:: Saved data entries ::
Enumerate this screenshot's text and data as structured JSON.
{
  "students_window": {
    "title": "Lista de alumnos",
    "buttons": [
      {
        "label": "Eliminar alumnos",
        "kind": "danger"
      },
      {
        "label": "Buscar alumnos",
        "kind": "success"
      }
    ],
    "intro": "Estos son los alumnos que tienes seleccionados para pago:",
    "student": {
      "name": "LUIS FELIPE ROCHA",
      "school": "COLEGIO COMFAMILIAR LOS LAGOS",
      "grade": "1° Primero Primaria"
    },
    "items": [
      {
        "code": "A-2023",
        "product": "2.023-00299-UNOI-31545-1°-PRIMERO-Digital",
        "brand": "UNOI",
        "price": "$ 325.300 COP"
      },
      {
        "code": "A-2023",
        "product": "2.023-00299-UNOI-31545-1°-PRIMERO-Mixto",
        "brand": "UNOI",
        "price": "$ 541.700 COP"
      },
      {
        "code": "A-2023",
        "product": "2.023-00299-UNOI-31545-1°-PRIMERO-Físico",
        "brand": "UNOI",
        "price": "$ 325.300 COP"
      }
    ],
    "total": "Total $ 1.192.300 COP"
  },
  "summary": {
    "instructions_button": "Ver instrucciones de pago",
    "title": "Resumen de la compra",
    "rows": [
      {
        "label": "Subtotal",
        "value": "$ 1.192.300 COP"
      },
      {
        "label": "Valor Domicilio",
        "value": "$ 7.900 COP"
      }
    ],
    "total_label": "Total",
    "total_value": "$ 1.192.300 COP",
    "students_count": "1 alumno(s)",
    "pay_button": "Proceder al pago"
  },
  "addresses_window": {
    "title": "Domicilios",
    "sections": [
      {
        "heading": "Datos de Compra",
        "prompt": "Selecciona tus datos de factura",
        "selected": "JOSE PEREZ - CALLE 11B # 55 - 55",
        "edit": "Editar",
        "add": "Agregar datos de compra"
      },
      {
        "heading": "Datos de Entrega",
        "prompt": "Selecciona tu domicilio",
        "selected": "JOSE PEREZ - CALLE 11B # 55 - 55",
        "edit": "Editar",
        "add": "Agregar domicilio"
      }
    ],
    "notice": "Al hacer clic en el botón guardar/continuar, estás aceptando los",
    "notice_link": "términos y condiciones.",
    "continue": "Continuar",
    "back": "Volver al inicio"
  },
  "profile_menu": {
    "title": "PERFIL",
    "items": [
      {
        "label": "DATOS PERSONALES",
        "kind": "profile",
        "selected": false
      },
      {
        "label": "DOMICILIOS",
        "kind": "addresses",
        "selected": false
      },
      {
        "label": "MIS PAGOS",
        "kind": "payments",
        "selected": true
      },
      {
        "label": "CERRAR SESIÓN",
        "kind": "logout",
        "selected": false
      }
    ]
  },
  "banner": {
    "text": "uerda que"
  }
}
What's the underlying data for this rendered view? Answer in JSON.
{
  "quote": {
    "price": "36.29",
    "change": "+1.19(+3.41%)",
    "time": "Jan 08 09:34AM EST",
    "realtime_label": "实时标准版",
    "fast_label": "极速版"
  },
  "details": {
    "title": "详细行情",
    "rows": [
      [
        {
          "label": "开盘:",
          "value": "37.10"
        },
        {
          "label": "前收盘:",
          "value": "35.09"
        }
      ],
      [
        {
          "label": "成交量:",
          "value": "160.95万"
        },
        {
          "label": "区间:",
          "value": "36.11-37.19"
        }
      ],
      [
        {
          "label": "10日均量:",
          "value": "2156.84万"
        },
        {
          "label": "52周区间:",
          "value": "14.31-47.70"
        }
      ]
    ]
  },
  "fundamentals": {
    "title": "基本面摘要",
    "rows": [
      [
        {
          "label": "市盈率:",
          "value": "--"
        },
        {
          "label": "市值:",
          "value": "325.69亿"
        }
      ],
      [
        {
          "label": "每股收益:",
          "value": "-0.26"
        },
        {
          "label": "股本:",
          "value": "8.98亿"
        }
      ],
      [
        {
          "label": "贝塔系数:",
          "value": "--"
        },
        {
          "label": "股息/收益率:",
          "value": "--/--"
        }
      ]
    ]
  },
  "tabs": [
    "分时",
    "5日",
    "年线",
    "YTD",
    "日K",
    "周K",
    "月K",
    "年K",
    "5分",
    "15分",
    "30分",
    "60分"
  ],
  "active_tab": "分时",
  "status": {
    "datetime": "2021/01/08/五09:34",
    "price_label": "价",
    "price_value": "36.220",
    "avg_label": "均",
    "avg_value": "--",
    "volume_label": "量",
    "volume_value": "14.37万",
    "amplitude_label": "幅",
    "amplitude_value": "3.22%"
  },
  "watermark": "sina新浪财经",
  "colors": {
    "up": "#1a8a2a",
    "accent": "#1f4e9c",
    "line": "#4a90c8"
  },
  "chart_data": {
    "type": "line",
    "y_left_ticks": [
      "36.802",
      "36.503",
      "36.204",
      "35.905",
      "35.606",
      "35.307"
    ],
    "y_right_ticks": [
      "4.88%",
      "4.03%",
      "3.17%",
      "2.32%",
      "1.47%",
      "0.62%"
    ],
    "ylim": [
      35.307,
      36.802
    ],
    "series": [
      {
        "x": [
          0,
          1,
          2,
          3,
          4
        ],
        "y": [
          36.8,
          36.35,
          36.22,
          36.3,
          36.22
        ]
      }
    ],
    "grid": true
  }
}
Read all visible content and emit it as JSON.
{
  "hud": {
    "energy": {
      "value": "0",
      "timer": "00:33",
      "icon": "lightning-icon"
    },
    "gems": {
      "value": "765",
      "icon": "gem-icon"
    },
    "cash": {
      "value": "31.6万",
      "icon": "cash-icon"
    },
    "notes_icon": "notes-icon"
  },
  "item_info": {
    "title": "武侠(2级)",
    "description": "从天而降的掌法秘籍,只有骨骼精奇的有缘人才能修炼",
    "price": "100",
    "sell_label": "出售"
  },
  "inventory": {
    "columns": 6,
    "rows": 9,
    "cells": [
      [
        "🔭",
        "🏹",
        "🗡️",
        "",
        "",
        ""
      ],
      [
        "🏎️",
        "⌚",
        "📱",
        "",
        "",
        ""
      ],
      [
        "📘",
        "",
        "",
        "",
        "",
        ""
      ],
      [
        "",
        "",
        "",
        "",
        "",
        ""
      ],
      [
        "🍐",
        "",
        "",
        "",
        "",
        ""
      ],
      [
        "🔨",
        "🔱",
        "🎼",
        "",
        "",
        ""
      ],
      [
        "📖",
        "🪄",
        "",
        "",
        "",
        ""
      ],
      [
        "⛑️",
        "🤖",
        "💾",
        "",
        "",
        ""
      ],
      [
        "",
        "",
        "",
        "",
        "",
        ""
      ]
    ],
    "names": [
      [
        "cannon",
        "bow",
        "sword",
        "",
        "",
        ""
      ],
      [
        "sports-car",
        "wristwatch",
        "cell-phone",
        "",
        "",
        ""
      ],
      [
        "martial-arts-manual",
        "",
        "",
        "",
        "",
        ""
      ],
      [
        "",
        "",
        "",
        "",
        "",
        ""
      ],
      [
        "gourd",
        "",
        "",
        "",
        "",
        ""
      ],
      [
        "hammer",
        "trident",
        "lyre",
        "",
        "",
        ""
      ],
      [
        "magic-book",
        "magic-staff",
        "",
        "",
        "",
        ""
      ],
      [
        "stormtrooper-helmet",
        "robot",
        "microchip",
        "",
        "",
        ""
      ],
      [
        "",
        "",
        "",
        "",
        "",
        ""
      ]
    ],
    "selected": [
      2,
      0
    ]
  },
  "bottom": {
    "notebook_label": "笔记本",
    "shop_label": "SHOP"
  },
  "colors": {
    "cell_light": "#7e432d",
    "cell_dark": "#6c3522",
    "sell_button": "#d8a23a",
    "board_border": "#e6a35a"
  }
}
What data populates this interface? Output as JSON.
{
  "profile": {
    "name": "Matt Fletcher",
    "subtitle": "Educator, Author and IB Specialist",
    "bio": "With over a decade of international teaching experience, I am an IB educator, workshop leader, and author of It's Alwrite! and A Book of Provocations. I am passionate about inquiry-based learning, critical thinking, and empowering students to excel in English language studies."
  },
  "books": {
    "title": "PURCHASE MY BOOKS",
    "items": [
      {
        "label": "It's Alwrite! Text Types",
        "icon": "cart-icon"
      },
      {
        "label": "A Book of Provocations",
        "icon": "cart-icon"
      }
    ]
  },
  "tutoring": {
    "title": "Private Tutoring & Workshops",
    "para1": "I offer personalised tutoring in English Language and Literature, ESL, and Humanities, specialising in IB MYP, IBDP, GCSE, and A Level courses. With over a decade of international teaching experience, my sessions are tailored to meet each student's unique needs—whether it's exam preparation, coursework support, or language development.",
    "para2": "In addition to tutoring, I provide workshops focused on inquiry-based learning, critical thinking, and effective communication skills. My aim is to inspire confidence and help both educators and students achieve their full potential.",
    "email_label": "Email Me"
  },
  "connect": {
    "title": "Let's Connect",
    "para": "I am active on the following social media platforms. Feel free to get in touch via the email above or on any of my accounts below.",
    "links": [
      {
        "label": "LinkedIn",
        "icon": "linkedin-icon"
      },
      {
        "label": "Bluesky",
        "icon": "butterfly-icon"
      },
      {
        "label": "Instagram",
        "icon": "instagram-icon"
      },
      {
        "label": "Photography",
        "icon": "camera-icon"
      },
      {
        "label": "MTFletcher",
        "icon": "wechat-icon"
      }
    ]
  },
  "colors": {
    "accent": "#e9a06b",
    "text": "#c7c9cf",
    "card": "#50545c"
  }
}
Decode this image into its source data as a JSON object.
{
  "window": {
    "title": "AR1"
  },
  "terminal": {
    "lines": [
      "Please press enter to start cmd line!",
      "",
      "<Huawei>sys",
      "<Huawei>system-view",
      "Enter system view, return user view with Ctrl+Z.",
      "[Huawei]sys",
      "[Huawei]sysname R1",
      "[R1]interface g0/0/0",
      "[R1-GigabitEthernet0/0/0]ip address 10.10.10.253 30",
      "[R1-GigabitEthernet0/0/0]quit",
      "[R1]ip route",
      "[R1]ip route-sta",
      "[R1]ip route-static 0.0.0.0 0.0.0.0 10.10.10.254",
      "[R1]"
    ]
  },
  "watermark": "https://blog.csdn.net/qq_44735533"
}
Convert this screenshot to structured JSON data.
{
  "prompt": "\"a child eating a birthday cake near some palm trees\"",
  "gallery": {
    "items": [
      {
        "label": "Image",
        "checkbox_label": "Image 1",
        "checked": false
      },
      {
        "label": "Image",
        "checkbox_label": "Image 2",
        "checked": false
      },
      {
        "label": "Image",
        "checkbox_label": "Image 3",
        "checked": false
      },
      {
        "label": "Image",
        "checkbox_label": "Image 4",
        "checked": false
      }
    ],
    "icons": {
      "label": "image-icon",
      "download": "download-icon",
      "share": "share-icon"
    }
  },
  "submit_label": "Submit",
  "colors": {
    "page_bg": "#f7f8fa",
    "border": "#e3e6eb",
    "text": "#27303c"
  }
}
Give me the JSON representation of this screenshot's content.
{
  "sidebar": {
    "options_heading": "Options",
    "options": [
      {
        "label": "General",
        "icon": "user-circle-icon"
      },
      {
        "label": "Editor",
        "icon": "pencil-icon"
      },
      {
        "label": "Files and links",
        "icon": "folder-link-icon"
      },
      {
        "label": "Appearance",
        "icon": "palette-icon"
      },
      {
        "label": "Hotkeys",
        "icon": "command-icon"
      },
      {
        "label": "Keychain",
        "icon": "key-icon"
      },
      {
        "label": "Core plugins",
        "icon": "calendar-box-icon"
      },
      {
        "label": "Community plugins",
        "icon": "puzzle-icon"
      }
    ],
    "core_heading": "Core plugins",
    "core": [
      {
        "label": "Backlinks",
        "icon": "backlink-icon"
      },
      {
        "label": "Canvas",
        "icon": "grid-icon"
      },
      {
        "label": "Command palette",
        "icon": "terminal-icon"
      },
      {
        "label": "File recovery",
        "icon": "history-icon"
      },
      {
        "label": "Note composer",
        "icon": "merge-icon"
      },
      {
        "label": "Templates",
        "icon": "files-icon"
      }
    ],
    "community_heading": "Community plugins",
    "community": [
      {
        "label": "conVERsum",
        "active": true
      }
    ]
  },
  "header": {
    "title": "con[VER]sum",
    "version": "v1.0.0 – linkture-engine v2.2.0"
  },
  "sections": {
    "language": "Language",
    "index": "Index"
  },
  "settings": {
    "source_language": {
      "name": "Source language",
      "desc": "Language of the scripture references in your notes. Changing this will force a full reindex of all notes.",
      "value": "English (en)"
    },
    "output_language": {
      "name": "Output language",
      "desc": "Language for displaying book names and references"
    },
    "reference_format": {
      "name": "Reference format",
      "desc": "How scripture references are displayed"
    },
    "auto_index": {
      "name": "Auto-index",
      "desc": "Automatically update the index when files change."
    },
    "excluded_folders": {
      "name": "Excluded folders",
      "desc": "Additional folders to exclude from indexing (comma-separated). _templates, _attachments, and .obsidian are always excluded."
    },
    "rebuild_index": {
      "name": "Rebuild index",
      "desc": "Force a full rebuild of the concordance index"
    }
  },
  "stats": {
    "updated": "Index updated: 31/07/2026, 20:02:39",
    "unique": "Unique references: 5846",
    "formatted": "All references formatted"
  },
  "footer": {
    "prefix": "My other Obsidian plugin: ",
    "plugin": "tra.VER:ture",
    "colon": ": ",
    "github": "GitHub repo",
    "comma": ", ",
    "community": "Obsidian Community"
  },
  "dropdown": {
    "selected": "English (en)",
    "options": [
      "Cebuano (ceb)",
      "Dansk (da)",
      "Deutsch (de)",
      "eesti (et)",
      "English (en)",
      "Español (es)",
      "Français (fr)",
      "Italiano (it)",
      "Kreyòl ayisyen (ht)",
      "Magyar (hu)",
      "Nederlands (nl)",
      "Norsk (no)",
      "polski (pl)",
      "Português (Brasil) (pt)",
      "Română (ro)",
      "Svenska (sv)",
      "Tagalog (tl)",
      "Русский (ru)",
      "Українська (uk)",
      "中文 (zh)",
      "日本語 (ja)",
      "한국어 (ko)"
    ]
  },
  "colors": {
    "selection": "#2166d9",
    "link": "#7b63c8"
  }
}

:: Stated exercise ::
Find the word "change" in the entries, and copy every line it shows up in.

:: Solution ::
    "change": "+1.19(+3.41%)",
      "desc": "Automatically update the index when files change."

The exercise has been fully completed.